Stored items:

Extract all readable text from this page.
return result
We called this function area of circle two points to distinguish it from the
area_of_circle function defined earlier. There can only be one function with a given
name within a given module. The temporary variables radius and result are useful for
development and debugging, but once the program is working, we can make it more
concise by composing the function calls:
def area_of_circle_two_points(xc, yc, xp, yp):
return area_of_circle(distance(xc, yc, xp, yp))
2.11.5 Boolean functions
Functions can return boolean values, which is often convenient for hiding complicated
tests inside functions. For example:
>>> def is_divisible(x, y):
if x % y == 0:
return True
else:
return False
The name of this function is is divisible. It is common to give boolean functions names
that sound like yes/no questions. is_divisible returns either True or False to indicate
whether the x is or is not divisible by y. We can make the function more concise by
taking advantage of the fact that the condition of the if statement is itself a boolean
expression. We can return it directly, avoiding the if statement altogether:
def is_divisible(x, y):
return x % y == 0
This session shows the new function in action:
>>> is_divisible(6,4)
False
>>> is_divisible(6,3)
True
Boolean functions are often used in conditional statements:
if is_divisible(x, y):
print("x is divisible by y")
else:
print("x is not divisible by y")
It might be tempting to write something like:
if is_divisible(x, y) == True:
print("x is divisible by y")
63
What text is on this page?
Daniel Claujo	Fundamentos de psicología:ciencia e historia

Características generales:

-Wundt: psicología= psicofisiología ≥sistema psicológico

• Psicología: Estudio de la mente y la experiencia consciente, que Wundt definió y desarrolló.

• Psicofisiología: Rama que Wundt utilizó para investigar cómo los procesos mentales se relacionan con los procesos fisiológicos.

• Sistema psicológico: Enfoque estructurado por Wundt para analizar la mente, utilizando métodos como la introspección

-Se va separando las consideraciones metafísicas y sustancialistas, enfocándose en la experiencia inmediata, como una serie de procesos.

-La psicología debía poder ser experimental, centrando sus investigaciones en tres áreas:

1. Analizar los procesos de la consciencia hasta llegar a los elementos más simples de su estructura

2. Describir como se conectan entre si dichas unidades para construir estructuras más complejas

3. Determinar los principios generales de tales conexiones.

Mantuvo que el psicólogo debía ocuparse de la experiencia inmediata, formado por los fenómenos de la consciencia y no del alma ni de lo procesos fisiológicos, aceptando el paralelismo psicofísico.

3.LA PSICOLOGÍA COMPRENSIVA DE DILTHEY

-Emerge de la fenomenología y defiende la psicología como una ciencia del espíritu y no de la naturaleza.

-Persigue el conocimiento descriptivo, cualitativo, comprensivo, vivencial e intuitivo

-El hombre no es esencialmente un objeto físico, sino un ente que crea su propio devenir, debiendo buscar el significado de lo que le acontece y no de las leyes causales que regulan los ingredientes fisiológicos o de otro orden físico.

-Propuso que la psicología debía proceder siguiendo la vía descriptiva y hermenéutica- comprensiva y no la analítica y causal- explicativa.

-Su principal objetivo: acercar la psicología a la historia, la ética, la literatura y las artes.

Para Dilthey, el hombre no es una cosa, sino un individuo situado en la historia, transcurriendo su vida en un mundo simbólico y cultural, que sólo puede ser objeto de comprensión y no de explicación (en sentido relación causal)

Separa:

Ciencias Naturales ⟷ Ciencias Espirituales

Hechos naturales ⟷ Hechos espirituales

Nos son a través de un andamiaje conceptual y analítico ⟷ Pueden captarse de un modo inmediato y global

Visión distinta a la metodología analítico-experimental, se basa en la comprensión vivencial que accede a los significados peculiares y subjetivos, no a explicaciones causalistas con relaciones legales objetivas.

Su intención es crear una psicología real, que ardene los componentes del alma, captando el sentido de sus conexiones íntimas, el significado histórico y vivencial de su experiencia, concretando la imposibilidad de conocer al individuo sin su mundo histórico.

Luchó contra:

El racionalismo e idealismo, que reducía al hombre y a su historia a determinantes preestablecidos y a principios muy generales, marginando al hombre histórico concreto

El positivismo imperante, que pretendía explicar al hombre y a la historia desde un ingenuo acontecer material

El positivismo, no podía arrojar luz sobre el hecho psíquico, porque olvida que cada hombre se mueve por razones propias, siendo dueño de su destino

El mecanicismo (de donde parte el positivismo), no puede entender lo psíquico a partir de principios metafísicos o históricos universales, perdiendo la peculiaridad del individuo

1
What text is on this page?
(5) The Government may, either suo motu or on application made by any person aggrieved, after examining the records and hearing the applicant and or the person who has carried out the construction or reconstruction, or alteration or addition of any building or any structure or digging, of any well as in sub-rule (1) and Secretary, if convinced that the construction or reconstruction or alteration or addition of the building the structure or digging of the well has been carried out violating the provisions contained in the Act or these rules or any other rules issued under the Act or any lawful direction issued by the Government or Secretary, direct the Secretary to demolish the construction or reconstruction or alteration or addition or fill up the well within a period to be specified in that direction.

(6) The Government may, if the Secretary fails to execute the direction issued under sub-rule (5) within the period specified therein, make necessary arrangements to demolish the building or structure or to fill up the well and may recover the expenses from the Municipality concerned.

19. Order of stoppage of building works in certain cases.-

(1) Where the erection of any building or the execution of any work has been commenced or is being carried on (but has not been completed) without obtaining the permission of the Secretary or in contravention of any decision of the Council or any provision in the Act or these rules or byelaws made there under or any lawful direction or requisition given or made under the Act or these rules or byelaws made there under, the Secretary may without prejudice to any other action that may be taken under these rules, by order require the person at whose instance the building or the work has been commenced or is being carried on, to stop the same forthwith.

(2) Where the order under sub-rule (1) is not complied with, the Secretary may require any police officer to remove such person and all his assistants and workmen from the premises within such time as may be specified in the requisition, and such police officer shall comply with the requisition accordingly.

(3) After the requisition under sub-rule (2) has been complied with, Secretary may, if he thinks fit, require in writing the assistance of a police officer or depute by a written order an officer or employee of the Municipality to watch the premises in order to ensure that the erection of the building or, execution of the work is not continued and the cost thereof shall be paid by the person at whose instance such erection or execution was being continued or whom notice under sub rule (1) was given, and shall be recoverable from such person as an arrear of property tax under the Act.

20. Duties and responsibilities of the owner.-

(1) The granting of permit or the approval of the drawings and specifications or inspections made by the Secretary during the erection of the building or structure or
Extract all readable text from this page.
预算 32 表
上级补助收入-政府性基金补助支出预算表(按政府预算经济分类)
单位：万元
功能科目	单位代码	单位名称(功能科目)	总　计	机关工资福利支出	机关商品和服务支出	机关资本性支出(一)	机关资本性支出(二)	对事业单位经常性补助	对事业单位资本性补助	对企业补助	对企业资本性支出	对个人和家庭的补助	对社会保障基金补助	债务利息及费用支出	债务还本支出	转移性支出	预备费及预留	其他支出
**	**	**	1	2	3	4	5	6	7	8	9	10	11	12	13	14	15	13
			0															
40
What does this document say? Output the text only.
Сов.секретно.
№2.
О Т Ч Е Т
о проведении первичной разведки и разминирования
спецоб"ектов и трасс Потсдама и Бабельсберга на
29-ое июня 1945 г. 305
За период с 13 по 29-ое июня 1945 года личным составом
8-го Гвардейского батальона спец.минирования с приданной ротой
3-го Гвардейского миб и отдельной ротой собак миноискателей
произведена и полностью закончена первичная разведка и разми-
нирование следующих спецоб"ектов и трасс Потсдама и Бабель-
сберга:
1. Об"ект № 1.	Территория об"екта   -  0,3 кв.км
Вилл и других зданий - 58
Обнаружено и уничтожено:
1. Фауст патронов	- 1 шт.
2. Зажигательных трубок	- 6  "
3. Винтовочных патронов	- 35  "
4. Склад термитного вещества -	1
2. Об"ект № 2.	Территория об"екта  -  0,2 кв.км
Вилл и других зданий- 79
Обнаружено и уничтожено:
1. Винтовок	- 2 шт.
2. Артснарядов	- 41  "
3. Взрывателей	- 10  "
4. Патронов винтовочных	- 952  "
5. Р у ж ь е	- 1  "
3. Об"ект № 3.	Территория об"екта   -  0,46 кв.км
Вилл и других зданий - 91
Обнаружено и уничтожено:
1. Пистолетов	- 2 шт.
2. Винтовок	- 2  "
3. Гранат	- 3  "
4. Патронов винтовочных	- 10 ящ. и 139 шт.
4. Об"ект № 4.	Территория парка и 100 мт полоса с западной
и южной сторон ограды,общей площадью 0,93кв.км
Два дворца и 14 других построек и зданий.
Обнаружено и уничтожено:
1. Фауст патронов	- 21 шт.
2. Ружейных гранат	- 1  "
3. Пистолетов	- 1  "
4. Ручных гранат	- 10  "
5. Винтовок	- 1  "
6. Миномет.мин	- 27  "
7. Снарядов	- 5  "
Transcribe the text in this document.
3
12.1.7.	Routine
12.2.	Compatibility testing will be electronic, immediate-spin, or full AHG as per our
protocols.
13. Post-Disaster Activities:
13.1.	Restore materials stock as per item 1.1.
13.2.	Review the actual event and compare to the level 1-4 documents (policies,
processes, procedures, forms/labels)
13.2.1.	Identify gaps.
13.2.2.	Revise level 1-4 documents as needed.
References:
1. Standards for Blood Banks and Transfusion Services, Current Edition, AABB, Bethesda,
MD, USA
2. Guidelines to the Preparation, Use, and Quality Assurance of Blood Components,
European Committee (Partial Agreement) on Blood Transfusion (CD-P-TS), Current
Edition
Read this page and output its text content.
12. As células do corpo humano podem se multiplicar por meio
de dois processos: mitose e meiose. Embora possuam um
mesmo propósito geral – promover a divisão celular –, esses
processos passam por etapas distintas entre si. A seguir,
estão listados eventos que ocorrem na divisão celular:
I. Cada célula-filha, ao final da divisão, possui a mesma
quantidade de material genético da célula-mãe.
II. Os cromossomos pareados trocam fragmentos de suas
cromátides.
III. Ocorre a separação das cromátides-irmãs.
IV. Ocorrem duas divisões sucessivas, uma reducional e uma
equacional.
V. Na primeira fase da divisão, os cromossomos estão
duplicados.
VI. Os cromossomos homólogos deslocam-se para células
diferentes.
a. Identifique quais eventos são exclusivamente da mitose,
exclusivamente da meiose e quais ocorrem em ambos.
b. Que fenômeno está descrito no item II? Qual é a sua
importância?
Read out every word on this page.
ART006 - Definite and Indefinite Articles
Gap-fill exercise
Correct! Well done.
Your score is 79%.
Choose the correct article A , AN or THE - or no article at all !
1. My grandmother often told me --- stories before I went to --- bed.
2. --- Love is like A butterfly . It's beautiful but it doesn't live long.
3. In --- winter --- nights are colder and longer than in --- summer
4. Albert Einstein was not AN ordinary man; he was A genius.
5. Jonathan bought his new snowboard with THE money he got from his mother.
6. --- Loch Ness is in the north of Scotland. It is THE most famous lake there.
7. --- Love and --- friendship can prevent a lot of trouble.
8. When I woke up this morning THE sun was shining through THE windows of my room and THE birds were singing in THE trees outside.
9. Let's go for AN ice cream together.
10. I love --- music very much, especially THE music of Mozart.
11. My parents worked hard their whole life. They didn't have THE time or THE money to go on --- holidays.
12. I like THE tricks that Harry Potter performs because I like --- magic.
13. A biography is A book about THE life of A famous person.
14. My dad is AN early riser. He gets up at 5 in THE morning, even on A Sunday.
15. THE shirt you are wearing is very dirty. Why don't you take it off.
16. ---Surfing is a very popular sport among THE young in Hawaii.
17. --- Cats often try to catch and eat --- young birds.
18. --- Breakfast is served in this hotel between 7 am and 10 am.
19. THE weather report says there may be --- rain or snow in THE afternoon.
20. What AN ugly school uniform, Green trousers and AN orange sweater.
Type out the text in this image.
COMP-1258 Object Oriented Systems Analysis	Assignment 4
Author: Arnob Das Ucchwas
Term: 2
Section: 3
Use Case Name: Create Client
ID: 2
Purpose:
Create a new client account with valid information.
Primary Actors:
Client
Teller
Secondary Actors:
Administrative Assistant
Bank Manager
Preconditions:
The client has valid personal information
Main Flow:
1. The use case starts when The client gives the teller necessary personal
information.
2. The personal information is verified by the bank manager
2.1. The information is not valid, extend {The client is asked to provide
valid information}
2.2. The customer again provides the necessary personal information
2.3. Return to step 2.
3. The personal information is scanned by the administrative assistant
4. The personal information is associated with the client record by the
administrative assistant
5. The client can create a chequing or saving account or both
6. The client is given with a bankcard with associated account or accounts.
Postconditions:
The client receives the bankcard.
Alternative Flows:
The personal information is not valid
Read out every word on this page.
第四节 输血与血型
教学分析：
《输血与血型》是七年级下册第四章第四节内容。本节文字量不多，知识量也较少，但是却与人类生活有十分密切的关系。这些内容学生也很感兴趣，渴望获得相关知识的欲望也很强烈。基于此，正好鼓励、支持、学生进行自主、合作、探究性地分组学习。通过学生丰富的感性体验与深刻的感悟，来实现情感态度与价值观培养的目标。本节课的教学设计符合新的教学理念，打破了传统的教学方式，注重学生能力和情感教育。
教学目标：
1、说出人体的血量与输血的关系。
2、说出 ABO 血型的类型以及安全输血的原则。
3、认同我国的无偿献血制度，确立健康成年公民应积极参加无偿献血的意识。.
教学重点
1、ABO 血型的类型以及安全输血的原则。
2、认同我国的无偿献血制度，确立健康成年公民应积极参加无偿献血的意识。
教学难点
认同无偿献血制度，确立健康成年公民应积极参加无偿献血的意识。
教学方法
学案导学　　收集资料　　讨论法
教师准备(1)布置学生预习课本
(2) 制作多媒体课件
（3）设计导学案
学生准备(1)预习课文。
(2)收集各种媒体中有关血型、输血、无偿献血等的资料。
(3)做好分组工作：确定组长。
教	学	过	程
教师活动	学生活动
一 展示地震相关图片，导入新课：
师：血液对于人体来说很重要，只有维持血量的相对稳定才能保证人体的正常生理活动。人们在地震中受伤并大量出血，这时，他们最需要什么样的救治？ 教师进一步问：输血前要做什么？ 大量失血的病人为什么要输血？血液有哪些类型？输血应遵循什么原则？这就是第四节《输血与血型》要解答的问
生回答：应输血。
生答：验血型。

- **What is asked**
Work through the records above line by line and count those that hold the string "birds". Give only the result.

- **Answer for the task**
2